▶ _Dataset items_:
** start **
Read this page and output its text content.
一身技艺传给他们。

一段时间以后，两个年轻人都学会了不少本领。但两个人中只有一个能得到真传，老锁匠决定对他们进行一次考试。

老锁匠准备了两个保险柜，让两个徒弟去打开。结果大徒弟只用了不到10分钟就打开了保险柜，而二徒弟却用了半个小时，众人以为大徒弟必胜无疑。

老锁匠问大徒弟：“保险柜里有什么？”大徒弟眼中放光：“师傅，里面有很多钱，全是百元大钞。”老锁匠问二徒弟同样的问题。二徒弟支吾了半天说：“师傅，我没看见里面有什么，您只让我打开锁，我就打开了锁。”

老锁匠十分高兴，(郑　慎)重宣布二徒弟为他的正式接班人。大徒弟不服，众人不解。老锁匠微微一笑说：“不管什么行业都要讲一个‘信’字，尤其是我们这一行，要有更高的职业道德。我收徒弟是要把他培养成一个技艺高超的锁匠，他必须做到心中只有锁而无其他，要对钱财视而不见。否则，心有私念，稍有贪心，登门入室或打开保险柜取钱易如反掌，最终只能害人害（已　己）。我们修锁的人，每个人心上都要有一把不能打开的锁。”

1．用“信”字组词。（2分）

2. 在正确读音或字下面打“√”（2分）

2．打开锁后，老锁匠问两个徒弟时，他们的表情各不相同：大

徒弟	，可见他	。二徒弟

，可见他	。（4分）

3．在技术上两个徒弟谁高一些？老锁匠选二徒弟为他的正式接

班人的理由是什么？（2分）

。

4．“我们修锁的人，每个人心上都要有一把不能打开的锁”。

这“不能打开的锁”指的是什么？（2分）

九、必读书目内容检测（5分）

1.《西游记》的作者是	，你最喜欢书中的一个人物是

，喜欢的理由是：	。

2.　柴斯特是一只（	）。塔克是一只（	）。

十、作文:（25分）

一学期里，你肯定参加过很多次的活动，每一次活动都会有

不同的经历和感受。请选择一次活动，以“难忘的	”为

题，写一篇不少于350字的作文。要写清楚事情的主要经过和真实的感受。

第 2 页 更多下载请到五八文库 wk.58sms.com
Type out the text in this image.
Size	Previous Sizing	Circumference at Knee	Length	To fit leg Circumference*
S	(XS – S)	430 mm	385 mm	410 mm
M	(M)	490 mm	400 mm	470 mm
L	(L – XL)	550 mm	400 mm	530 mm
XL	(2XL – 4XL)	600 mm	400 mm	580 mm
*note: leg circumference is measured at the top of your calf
** end **
▶ _Short task_: Reproduce only the lines between the line containing "Type out the text in this image." and the last line of the records, those two lines included, exactly.

▶ _Problem solution_:
Type out the text in this image.
Size	Previous Sizing	Circumference at Knee	Length	To fit leg Circumference*
S	(XS – S)	430 mm	385 mm	410 mm
M	(M)	490 mm	400 mm	470 mm
L	(L – XL)	550 mm	400 mm	530 mm
XL	(2XL – 4XL)	600 mm	400 mm	580 mm
*note: leg circumference is measured at the top of your calf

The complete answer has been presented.